(Stored data entries)

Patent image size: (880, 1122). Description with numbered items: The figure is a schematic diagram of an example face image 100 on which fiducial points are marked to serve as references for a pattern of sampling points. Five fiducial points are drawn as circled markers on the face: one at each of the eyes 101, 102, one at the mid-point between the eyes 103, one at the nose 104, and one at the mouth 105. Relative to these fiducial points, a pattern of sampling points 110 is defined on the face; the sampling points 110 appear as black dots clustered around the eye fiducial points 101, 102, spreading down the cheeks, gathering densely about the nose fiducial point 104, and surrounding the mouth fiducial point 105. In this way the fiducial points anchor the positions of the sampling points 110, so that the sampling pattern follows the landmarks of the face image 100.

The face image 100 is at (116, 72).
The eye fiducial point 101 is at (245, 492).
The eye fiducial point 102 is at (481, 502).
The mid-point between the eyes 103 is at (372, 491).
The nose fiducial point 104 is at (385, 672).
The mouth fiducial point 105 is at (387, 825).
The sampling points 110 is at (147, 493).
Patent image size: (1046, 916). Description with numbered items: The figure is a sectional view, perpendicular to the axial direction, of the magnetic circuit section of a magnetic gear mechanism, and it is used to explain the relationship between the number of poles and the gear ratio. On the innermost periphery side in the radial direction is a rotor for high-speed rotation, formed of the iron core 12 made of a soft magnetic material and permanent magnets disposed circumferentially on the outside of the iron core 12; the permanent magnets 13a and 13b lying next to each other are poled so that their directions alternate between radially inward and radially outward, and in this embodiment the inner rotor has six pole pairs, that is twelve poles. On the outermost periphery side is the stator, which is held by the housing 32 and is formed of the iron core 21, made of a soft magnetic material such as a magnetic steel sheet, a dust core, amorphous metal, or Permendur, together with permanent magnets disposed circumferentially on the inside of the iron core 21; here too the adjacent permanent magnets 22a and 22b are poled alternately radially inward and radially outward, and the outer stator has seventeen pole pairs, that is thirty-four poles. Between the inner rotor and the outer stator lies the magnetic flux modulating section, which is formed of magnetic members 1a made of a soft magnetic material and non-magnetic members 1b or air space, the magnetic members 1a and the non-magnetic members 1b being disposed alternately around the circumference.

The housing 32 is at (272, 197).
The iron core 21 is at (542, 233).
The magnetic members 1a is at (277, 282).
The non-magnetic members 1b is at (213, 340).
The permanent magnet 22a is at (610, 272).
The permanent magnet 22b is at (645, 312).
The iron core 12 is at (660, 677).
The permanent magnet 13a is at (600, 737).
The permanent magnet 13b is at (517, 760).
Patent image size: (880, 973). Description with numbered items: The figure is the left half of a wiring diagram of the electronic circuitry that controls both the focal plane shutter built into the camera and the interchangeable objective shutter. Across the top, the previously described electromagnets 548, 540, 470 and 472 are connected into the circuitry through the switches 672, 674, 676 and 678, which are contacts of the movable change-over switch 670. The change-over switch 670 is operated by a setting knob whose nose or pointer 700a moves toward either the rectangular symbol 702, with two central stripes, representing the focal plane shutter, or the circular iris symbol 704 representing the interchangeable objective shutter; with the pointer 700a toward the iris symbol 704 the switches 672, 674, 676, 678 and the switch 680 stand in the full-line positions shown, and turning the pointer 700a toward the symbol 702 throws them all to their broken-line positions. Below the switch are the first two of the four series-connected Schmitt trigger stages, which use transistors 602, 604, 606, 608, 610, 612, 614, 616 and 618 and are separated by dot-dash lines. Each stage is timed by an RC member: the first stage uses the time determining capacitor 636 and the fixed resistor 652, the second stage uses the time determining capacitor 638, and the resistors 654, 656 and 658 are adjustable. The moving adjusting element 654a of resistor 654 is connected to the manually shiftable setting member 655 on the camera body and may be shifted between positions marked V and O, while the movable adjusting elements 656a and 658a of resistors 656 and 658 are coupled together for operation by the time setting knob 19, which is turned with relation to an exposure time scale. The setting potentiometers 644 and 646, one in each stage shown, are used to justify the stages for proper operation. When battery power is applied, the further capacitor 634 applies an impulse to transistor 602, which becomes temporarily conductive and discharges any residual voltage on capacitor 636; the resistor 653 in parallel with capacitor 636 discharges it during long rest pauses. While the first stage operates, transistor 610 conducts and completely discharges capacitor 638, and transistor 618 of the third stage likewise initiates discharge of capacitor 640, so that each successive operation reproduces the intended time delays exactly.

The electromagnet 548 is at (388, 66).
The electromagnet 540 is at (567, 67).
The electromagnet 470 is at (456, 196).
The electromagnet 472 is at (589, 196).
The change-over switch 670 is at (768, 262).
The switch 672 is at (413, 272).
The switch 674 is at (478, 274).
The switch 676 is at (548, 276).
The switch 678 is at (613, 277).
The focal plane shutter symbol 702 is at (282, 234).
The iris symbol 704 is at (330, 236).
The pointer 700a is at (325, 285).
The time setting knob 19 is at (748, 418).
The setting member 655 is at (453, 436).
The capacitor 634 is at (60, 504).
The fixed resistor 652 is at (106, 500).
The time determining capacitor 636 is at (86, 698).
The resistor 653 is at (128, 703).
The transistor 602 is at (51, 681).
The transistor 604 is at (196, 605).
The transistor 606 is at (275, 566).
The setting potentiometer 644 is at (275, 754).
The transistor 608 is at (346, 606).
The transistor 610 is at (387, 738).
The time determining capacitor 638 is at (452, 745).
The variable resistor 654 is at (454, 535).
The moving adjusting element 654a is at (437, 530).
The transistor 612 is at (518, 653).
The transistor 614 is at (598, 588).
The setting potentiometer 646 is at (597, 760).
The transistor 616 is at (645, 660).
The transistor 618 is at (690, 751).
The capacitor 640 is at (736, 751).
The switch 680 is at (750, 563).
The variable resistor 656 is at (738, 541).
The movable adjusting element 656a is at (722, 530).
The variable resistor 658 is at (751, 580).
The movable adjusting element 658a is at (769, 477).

WORK TO BE COMPLETED —
Report each line of the rows above that contains the word "members".

TASK RESPONSE —
Patent image size: (1046, 916). Description with numbered items: The figure is a sectional view, perpendicular to the axial direction, of the magnetic circuit section of a magnetic gear mechanism, and it is used to explain the relationship between the number of poles and the gear ratio. On the innermost periphery side in the radial direction is a rotor for high-speed rotation, formed of the iron core 12 made of a soft magnetic material and permanent magnets disposed circumferentially on the outside of the iron core 12; the permanent magnets 13a and 13b lying next to each other are poled so that their directions alternate between radially inward and radially outward, and in this embodiment the inner rotor has six pole pairs, that is twelve poles. On the outermost periphery side is the stator, which is held by the housing 32 and is formed of the iron core 21, made of a soft magnetic material such as a magnetic steel sheet, a dust core, amorphous metal, or Permendur, together with permanent magnets disposed circumferentially on the inside of the iron core 21; here too the adjacent permanent magnets 22a and 22b are poled alternately radially inward and radially outward, and the outer stator has seventeen pole pairs, that is thirty-four poles. Between the inner rotor and the outer stator lies the magnetic flux modulating section, which is formed of magnetic members 1a made of a soft magnetic material and non-magnetic members 1b or air space, the magnetic members 1a and the non-magnetic members 1b being disposed alternately around the circumference.
The magnetic members 1a is at (277, 282).
The non-magnetic members 1b is at (213, 340).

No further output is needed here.